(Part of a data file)
** begin **

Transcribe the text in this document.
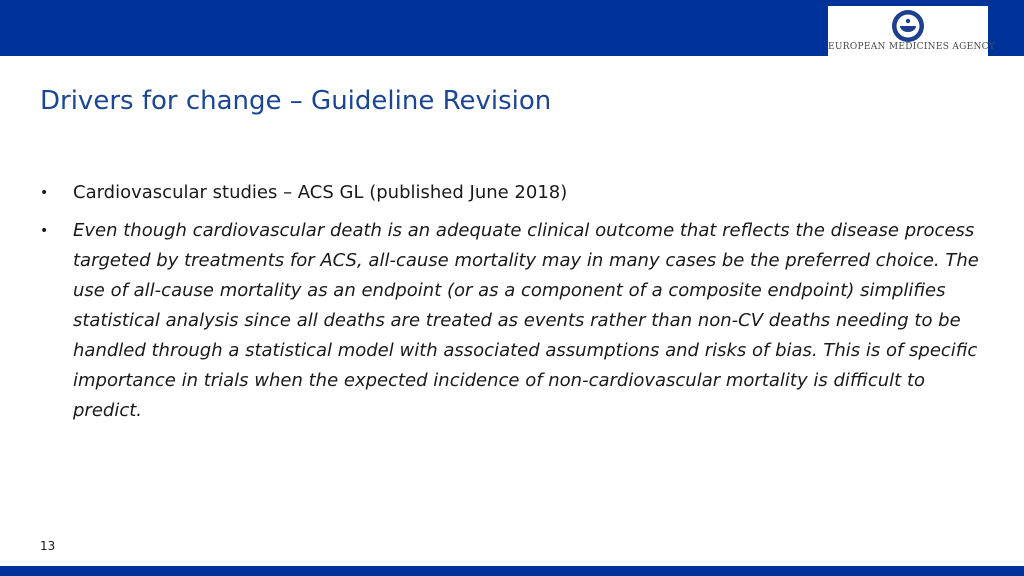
EUROPEAN MEDICINES AGENCY
Drivers for change – Guideline Revision
•	Cardiovascular studies – ACS GL (published June 2018)
•	Even though cardiovascular death is an adequate clinical outcome that reflects the disease process targeted by treatments for ACS, all-cause mortality may in many cases be the preferred choice. The use of all-cause mortality as an endpoint (or as a component of a composite endpoint) simplifies statistical analysis since all deaths are treated as events rather than non-CV deaths needing to be handled through a statistical model with associated assumptions and risks of bias. This is of specific importance in trials when the expected incidence of non-cardiovascular mortality is difficult to predict.
13
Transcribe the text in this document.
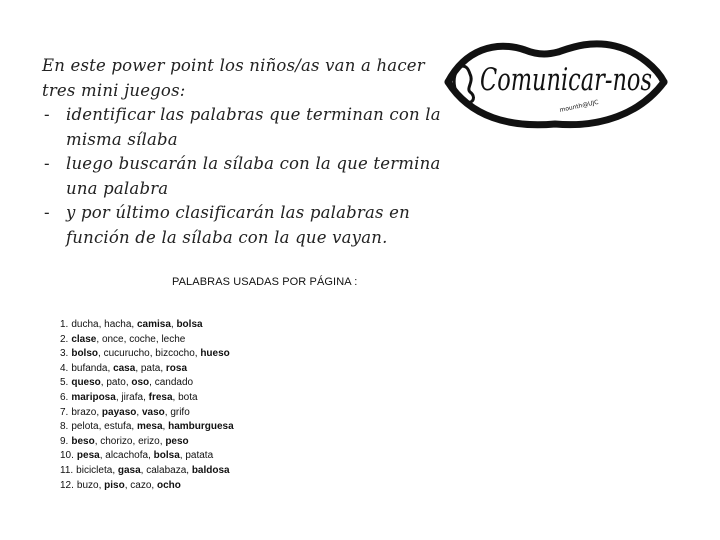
En este power point los niños/as van a hacer tres mini juegos:

- identificar las palabras que terminan con la misma sílaba
- luego buscarán la sílaba con la que termina una palabra
- y por último clasificarán las palabras en función de la sílaba con la que vayan.
Comunicar-nos
mounth@UJC
PALABRAS USADAS POR PÁGINA :
1. ducha, hacha, camisa, bolsa
2. clase, once, coche, leche
3. bolso, cucurucho, bizcocho, hueso
4. bufanda, casa, pata, rosa
5. queso, pato, oso, candado
6. mariposa, jirafa, fresa, bota
7. brazo, payaso, vaso, grifo
8. pelota, estufa, mesa, hamburguesa
9. beso, chorizo, erizo, peso
10. pesa, alcachofa, bolsa, patata
11. bicicleta, gasa, calabaza, baldosa
12. buzo, piso, cazo, ocho
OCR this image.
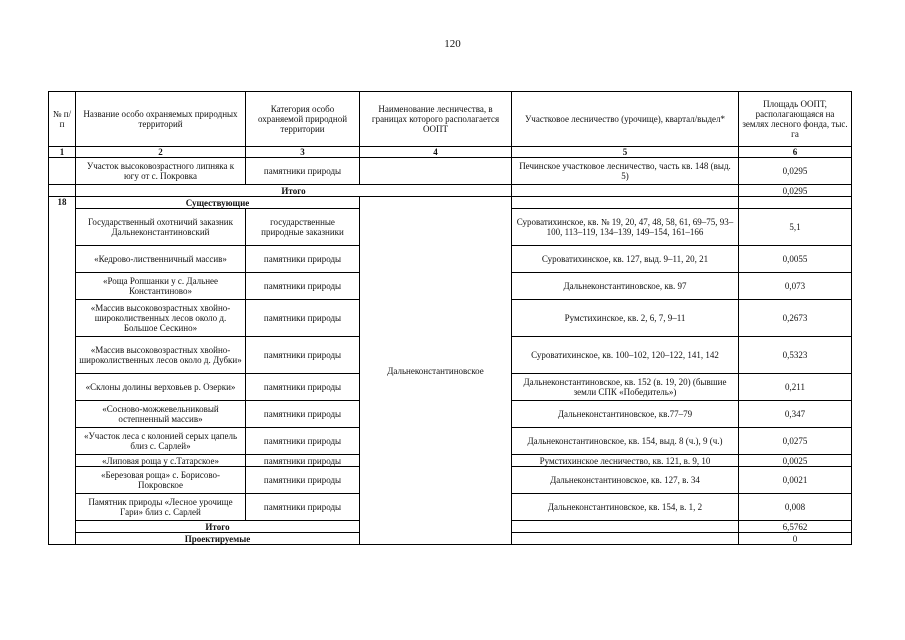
120
№ п/п	Название особо охраняемых природных территорий	Категория особо охраняемой природной территории	Наименование лесничества, в границах которого располагается ООПТ	Участковое лесничество (урочище), квартал/выдел*	Площадь ООПТ, располагающаяся на землях лесного фонда, тыс. га
1	2	3	4	5	6
	Участок высоковозрастного липняка к югу от с. Покровка	памятники природы		Печинское участковое лесничество, часть кв. 148 (выд. 5)	0,0295
	Итого				0,0295
18	Существующие		Дальнеконстантиновское		
	Государственный охотничий заказник Дальнеконстантиновский	государственные природные заказники		Суроватихинское, кв. № 19, 20, 47, 48, 58, 61, 69–75, 93–100, 113–119, 134–139, 149–154, 161–166	5,1
	«Кедрово-лиственничный массив»	памятники природы		Суроватихинское, кв. 127, выд. 9–11, 20, 21	0,0055
	«Роща Ропшанки у с. Дальнее Константиново»	памятники природы		Дальнеконстантиновское, кв. 97	0,073
	«Массив высоковозрастных хвойно-широколиственных лесов около д. Большое Сескино»	памятники природы		Румстихинское, кв. 2, 6, 7, 9–11	0,2673
	«Массив высоковозрастных хвойно-широколиственных лесов около д. Дубки»	памятники природы		Суроватихинское, кв. 100–102, 120–122, 141, 142	0,5323
	«Склоны долины верховьев р. Озерки»	памятники природы		Дальнеконстантиновское, кв. 152 (в. 19, 20) (бывшие земли СПК «Победитель»)	0,211
	«Сосново-можжевельниковый остепненный массив»	памятники природы		Дальнеконстантиновское, кв.77–79	0,347
	«Участок леса с колонией серых цапель близ с. Сарлей»	памятники природы		Дальнеконстантиновское, кв. 154, выд. 8 (ч.), 9 (ч.)	0,0275
	«Липовая роща у с.Татарское»	памятники природы		Румстихинское лесничество, кв. 121, в. 9, 10	0,0025
	«Березовая роща» с. Борисово-Покровское	памятники природы		Дальнеконстантиновское, кв. 127, в. 34	0,0021
	Памятник природы «Лесное урочище Гари» близ с. Сарлей	памятники природы		Дальнеконстантиновское, кв. 154, в. 1, 2	0,008
	Итого				6,5762
	Проектируемые				0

** end **

■ GIVEN INSTRUCTION ■
Search the listing above for the string "Участок". Copy every line that contains it.

■ ANSWER IN FULL ■
	Участок высоковозрастного липняка к югу от с. Покровка	памятники природы		Печинское участковое лесничество, часть кв. 148 (выд. 5)	0,0295
	«Участок леса с колонией серых цапель близ с. Сарлей»	памятники природы		Дальнеконстантиновское, кв. 154, выд. 8 (ч.), 9 (ч.)	0,0275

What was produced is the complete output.